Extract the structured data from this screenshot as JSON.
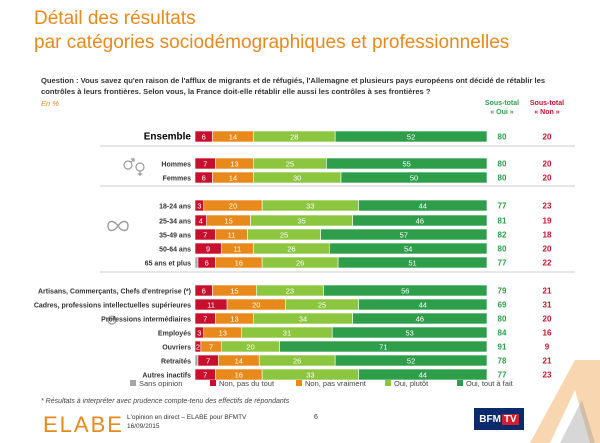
{
  "title_line1": "Détail des résultats",
  "title_line2": "par catégories sociodémographiques et professionnelles",
  "question": "Question : Vous savez qu'en raison de l'afflux de migrants et de réfugiés, l'Allemagne et plusieurs pays européens ont décidé de rétablir les contrôles à leurs frontières. Selon vous, la France doit-elle rétablir elle aussi les contrôles à ses frontières ?",
  "unit": "En %",
  "col_oui": "Sous-total « Oui »",
  "col_non": "Sous-total « Non »",
  "colors": {
    "sans_opinion": "#a6a6a6",
    "non_pas_du_tout": "#c8102e",
    "non_pas_vraiment": "#e8891c",
    "oui_plutot": "#8cc63f",
    "oui_tout_a_fait": "#2e9e4a",
    "oui_text": "#2e9e4a",
    "non_text": "#c8102e",
    "title": "#e8891c"
  },
  "chart_data": {
    "type": "bar",
    "stacked": true,
    "orientation": "horizontal",
    "xlim": [
      0,
      100
    ],
    "series": [
      {
        "name": "Sans opinion",
        "key": "sans_opinion"
      },
      {
        "name": "Non, pas du tout",
        "key": "non_pas_du_tout"
      },
      {
        "name": "Non, pas vraiment",
        "key": "non_pas_vraiment"
      },
      {
        "name": "Oui, plutôt",
        "key": "oui_plutot"
      },
      {
        "name": "Oui, tout à fait",
        "key": "oui_tout_a_fait"
      }
    ],
    "rows": [
      {
        "label": "Ensemble",
        "values": [
          0,
          6,
          14,
          28,
          52
        ],
        "oui": 80,
        "non": 20
      },
      {
        "label": "Hommes",
        "values": [
          0,
          7,
          13,
          25,
          55
        ],
        "oui": 80,
        "non": 20
      },
      {
        "label": "Femmes",
        "values": [
          0,
          6,
          14,
          30,
          50
        ],
        "oui": 80,
        "non": 20
      },
      {
        "label": "18-24 ans",
        "values": [
          0,
          3,
          20,
          33,
          44
        ],
        "oui": 77,
        "non": 23
      },
      {
        "label": "25-34 ans",
        "values": [
          0,
          4,
          15,
          35,
          46
        ],
        "oui": 81,
        "non": 19
      },
      {
        "label": "35-49 ans",
        "values": [
          0,
          7,
          11,
          25,
          57
        ],
        "oui": 82,
        "non": 18
      },
      {
        "label": "50-64 ans",
        "values": [
          0,
          9,
          11,
          26,
          54
        ],
        "oui": 80,
        "non": 20
      },
      {
        "label": "65 ans et plus",
        "values": [
          1,
          6,
          16,
          26,
          51
        ],
        "oui": 77,
        "non": 22
      },
      {
        "label": "Artisans, Commerçants, Chefs d'entreprise (*)",
        "values": [
          0,
          6,
          15,
          23,
          56
        ],
        "oui": 79,
        "non": 21
      },
      {
        "label": "Cadres, professions intellectuelles supérieures",
        "values": [
          0,
          11,
          20,
          25,
          44
        ],
        "oui": 69,
        "non": 31
      },
      {
        "label": "Professions intermédiaires",
        "values": [
          0,
          7,
          13,
          34,
          46
        ],
        "oui": 80,
        "non": 20
      },
      {
        "label": "Employés",
        "values": [
          0,
          3,
          13,
          31,
          53
        ],
        "oui": 84,
        "non": 16
      },
      {
        "label": "Ouvriers",
        "values": [
          0,
          2,
          7,
          20,
          71
        ],
        "oui": 91,
        "non": 9
      },
      {
        "label": "Retraités",
        "values": [
          1,
          7,
          14,
          26,
          52
        ],
        "oui": 78,
        "non": 21
      },
      {
        "label": "Autres inactifs",
        "values": [
          0,
          7,
          16,
          33,
          44
        ],
        "oui": 77,
        "non": 23
      }
    ]
  },
  "footnote": "* Résultats à interpréter avec prudence compte-tenu des effectifs de répondants",
  "footer_logo": "ELABE",
  "footer_line1": "L'opinion en direct – ELABE pour BFMTV",
  "footer_line2": "16/09/2015",
  "page_number": "6",
  "tv_logo_a": "BFM",
  "tv_logo_b": "TV"
}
....
## [TASK OBJECTIVE]
Extract the full listing above verbatim; pictures are to be left out of the copy.

## [COMPLETED EXERCISE]
Extract the structured data from this screenshot as JSON.
{
  "title_line1": "Détail des résultats",
  "title_line2": "par catégories sociodémographiques et professionnelles",
  "question": "Question : Vous savez qu'en raison de l'afflux de migrants et de réfugiés, l'Allemagne et plusieurs pays européens ont décidé de rétablir les contrôles à leurs frontières. Selon vous, la France doit-elle rétablir elle aussi les contrôles à ses frontières ?",
  "unit": "En %",
  "col_oui": "Sous-total « Oui »",
  "col_non": "Sous-total « Non »",
  "colors": {
    "sans_opinion": "#a6a6a6",
    "non_pas_du_tout": "#c8102e",
    "non_pas_vraiment": "#e8891c",
    "oui_plutot": "#8cc63f",
    "oui_tout_a_fait": "#2e9e4a",
    "oui_text": "#2e9e4a",
    "non_text": "#c8102e",
    "title": "#e8891c"
  },
  "chart_data": {
    "type": "bar",
    "stacked": true,
    "orientation": "horizontal",
    "xlim": [
      0,
      100
    ],
    "series": [
      {
        "name": "Sans opinion",
        "key": "sans_opinion"
      },
      {
        "name": "Non, pas du tout",
        "key": "non_pas_du_tout"
      },
      {
        "name": "Non, pas vraiment",
        "key": "non_pas_vraiment"
      },
      {
        "name": "Oui, plutôt",
        "key": "oui_plutot"
      },
      {
        "name": "Oui, tout à fait",
        "key": "oui_tout_a_fait"
      }
    ],
    "rows": [
      {
        "label": "Ensemble",
        "values": [
          0,
          6,
          14,
          28,
          52
        ],
        "oui": 80,
        "non": 20
      },
      {
        "label": "Hommes",
        "values": [
          0,
          7,
          13,
          25,
          55
        ],
        "oui": 80,
        "non": 20
      },
      {
        "label": "Femmes",
        "values": [
          0,
          6,
          14,
          30,
          50
        ],
        "oui": 80,
        "non": 20
      },
      {
        "label": "18-24 ans",
        "values": [
          0,
          3,
          20,
          33,
          44
        ],
        "oui": 77,
        "non": 23
      },
      {
        "label": "25-34 ans",
        "values": [
          0,
          4,
          15,
          35,
          46
        ],
        "oui": 81,
        "non": 19
      },
      {
        "label": "35-49 ans",
        "values": [
          0,
          7,
          11,
          25,
          57
        ],
        "oui": 82,
        "non": 18
      },
      {
        "label": "50-64 ans",
        "values": [
          0,
          9,
          11,
          26,
          54
        ],
        "oui": 80,
        "non": 20
      },
      {
        "label": "65 ans et plus",
        "values": [
          1,
          6,
          16,
          26,
          51
        ],
        "oui": 77,
        "non": 22
      },
      {
        "label": "Artisans, Commerçants, Chefs d'entreprise (*)",
        "values": [
          0,
          6,
          15,
          23,
          56
        ],
        "oui": 79,
        "non": 21
      },
      {
        "label": "Cadres, professions intellectuelles supérieures",
        "values": [
          0,
          11,
          20,
          25,
          44
        ],
        "oui": 69,
        "non": 31
      },
      {
        "label": "Professions intermédiaires",
        "values": [
          0,
          7,
          13,
          34,
          46
        ],
        "oui": 80,
        "non": 20
      },
      {
        "label": "Employés",
        "values": [
          0,
          3,
          13,
          31,
          53
        ],
        "oui": 84,
        "non": 16
      },
      {
        "label": "Ouvriers",
        "values": [
          0,
          2,
          7,
          20,
          71
        ],
        "oui": 91,
        "non": 9
      },
      {
        "label": "Retraités",
        "values": [
          1,
          7,
          14,
          26,
          52
        ],
        "oui": 78,
        "non": 21
      },
      {
        "label": "Autres inactifs",
        "values": [
          0,
          7,
          16,
          33,
          44
        ],
        "oui": 77,
        "non": 23
      }
    ]
  },
  "footnote": "* Résultats à interpréter avec prudence compte-tenu des effectifs de répondants",
  "footer_logo": "ELABE",
  "footer_line1": "L'opinion en direct – ELABE pour BFMTV",
  "footer_line2": "16/09/2015",
  "page_number": "6",
  "tv_logo_a": "BFM",
  "tv_logo_b": "TV"
}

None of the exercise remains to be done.